> **EXERCISE DIRECTIONS**
Pull every line containing "true" from the entries.

** Begin RECORDS FOR THE TASK **

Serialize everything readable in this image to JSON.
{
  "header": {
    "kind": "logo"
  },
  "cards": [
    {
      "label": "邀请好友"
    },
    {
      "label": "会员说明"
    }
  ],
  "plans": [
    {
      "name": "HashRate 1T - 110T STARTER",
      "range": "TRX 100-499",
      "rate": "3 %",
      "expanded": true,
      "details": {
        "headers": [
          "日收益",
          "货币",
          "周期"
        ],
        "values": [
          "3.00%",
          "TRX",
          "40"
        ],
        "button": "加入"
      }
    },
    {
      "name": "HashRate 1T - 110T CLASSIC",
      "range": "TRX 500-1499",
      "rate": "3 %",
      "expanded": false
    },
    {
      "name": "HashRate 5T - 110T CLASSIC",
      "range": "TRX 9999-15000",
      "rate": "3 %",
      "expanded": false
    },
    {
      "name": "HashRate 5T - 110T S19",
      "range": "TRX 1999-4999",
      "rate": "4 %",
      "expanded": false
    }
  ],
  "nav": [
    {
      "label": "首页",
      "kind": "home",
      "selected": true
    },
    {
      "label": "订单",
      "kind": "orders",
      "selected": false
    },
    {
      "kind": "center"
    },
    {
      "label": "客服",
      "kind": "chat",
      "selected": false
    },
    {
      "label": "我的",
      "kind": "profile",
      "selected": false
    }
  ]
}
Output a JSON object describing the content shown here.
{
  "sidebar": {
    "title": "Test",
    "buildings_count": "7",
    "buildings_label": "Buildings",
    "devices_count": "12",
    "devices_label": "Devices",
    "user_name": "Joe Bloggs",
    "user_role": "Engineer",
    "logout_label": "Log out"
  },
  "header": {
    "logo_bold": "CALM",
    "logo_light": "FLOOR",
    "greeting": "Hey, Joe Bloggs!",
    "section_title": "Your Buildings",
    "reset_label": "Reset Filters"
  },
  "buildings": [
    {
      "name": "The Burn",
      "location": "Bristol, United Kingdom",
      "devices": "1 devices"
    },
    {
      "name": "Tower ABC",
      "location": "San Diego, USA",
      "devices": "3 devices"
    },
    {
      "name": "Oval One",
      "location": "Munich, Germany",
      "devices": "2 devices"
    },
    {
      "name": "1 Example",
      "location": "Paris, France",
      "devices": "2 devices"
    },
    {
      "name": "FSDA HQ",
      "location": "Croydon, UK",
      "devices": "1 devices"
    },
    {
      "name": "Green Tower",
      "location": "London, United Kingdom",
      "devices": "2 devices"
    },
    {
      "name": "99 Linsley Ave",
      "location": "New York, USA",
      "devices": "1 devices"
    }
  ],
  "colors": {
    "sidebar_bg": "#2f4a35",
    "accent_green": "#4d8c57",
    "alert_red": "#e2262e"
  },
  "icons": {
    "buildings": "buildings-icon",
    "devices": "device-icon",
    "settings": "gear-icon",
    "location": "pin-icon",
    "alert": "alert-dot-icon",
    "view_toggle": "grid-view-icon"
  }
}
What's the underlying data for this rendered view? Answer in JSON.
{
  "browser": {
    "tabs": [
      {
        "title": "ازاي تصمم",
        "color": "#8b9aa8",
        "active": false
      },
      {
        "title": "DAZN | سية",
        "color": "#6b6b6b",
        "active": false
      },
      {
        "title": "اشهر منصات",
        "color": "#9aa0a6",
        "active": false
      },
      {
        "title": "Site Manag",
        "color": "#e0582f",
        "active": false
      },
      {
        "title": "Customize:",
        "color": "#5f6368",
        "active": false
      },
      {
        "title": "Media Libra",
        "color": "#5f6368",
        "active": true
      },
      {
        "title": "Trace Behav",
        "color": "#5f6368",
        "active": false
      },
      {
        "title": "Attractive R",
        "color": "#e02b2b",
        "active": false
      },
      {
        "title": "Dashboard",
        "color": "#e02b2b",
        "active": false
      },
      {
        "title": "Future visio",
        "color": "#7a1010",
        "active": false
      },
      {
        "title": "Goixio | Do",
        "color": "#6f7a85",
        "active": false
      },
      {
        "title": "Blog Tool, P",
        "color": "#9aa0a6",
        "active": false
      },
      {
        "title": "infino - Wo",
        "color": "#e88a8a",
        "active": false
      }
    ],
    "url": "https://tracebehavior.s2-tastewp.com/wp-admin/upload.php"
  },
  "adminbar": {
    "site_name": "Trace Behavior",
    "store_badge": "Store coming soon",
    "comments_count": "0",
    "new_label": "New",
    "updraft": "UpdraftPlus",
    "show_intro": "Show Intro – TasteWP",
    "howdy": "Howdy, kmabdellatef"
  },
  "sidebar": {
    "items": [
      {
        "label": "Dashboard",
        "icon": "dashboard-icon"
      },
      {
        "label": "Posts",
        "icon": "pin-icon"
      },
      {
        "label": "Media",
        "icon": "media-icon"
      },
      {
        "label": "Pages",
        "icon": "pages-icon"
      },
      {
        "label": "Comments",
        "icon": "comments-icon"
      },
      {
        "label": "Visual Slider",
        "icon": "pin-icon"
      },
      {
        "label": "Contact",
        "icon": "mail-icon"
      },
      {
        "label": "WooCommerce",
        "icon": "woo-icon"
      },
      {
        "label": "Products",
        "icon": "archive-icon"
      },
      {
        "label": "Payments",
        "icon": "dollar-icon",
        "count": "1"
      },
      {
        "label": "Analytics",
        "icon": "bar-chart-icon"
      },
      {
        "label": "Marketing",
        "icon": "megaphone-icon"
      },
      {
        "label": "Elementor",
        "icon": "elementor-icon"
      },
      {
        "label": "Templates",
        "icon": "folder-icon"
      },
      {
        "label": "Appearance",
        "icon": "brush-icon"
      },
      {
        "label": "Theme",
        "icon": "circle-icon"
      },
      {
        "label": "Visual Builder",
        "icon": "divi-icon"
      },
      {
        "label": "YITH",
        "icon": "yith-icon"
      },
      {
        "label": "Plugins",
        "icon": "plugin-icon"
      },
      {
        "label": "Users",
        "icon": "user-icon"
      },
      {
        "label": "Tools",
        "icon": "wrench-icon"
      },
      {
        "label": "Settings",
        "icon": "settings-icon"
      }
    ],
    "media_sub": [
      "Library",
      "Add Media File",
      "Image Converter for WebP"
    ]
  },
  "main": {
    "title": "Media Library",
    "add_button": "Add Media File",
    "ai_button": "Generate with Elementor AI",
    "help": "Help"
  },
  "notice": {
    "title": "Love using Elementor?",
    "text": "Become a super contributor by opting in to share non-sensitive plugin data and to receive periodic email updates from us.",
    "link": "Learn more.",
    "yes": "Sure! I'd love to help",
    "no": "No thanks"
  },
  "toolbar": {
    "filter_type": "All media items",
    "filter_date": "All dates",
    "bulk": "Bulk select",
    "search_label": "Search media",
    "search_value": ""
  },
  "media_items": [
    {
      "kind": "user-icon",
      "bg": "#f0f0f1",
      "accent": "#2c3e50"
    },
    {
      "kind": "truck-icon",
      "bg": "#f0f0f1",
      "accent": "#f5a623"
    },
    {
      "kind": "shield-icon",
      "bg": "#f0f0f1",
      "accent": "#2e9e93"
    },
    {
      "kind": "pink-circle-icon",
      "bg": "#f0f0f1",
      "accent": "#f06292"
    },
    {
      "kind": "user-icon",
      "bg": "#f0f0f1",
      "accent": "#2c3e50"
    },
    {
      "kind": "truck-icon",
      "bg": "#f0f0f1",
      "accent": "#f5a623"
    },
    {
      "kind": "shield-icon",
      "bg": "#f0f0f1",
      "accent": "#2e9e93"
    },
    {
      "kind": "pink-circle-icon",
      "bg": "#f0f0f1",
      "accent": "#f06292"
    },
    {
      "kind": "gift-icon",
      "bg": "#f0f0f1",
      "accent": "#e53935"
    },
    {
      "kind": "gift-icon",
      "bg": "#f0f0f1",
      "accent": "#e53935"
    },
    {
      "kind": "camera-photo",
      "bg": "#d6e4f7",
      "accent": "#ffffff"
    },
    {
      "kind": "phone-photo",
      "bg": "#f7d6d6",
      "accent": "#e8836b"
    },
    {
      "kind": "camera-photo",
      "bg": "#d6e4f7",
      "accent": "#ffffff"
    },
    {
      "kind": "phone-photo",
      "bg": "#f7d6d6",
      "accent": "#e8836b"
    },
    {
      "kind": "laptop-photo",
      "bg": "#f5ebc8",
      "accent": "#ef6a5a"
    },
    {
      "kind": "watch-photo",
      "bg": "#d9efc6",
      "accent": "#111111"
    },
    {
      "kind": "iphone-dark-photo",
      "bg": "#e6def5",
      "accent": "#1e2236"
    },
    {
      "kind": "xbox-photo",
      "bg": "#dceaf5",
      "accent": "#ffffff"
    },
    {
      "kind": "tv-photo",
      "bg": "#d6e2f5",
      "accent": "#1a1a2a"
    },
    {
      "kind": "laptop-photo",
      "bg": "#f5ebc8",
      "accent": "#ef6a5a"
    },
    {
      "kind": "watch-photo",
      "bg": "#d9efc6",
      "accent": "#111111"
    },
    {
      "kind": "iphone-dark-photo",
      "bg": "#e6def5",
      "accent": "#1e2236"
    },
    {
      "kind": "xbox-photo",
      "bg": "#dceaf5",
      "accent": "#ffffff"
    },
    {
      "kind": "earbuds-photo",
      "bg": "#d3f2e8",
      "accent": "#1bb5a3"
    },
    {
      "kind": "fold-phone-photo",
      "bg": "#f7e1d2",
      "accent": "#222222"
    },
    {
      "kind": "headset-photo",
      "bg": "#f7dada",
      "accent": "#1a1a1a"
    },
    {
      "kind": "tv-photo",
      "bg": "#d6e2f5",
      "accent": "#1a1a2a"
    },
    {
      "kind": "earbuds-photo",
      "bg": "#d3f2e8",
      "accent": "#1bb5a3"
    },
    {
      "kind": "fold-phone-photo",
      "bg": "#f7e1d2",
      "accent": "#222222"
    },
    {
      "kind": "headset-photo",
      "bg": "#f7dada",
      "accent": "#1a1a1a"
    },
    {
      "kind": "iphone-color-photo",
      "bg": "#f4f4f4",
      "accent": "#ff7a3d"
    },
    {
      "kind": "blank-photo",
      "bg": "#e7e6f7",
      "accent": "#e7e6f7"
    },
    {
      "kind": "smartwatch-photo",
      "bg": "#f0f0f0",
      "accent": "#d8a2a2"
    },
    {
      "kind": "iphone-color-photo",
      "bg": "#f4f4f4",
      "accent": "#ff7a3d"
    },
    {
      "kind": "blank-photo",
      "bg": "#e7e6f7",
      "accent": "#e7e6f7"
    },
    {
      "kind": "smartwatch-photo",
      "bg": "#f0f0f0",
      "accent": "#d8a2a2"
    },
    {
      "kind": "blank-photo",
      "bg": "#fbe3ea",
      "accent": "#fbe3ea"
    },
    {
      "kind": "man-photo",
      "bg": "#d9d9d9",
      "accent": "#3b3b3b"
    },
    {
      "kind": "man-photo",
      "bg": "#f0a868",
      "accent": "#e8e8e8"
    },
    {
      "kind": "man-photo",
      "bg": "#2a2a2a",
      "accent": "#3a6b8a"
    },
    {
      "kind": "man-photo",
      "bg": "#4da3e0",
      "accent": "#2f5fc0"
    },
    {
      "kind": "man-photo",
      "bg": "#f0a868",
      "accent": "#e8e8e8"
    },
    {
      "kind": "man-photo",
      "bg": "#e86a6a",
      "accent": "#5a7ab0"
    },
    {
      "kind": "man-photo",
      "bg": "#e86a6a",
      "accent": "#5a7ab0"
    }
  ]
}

** End RECORDS FOR THE TASK **

> **SOLUTION BELOW**
      "expanded": true,
      "selected": true
        "active": true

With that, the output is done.